What you should do = Skip the pictures. Repeat everything else in the records word for word.

Items from a data source =
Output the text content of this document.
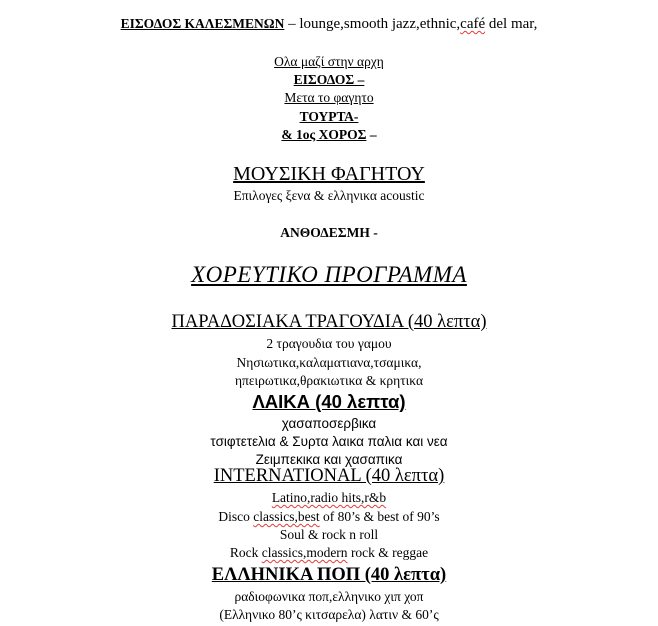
ΕΙΣΟΔΟΣ ΚΑΛΕΣΜΕΝΩΝ – lounge,smooth jazz,ethnic,café del mar,
Ολα μαζί στην αρχη
ΕΙΣΟΔΟΣ –
Μετα το φαγητο
ΤΟΥΡΤΑ-
& 1ος ΧΟΡΟΣ –
ΜΟΥΣΙΚΗ ΦΑΓΗΤΟΥ
Επιλογες ξενα & ελληνικα acoustic
ΑΝΘΟΔΕΣΜΗ -
ΧΟΡΕΥΤΙΚΟ ΠΡΟΓΡΑΜΜΑ
ΠΑΡΑΔΟΣΙΑΚΑ ΤΡΑΓΟΥΔΙΑ (40 λεπτα)
2 τραγουδια του γαμου
Νησιωτικα,καλαματιανα,τσαμικα,
ηπειρωτικα,θρακιωτικα & κρητικα
ΛΑΙΚΑ (40 λεπτα)
χασαποσερβικα
τσιφτετελια & Συρτα λαικα παλια και νεα
Ζειμπεκικα και χασαπικα
INTERNATIONAL (40 λεπτα)
Latino,radio hits,r&b
Disco classics,best of 80’s & best of 90’s
Soul & rock n roll
Rock classics,modern rock & reggae
ΕΛΛΗΝΙΚΑ ΠΟΠ (40 λεπτα)
ραδιοφωνικα ποπ,ελληνικο χιπ χοπ
(Ελληνικο 80’ς κιτσαρελα) λατιν & 60’ς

Output =
Output the text content of this document.
ΕΙΣΟΔΟΣ ΚΑΛΕΣΜΕΝΩΝ – lounge,smooth jazz,ethnic,café del mar,
Ολα μαζί στην αρχη
ΕΙΣΟΔΟΣ –
Μετα το φαγητο
ΤΟΥΡΤΑ-
& 1ος ΧΟΡΟΣ –
ΜΟΥΣΙΚΗ ΦΑΓΗΤΟΥ
Επιλογες ξενα & ελληνικα acoustic
ΑΝΘΟΔΕΣΜΗ -
ΧΟΡΕΥΤΙΚΟ ΠΡΟΓΡΑΜΜΑ
ΠΑΡΑΔΟΣΙΑΚΑ ΤΡΑΓΟΥΔΙΑ (40 λεπτα)
2 τραγουδια του γαμου
Νησιωτικα,καλαματιανα,τσαμικα,
ηπειρωτικα,θρακιωτικα & κρητικα
ΛΑΙΚΑ (40 λεπτα)
χασαποσερβικα
τσιφτετελια & Συρτα λαικα παλια και νεα
Ζειμπεκικα και χασαπικα
INTERNATIONAL (40 λεπτα)
Latino,radio hits,r&b
Disco classics,best of 80’s & best of 90’s
Soul & rock n roll
Rock classics,modern rock & reggae
ΕΛΛΗΝΙΚΑ ΠΟΠ (40 λεπτα)
ραδιοφωνικα ποπ,ελληνικο χιπ χοπ
(Ελληνικο 80’ς κιτσαρελα) λατιν & 60’ς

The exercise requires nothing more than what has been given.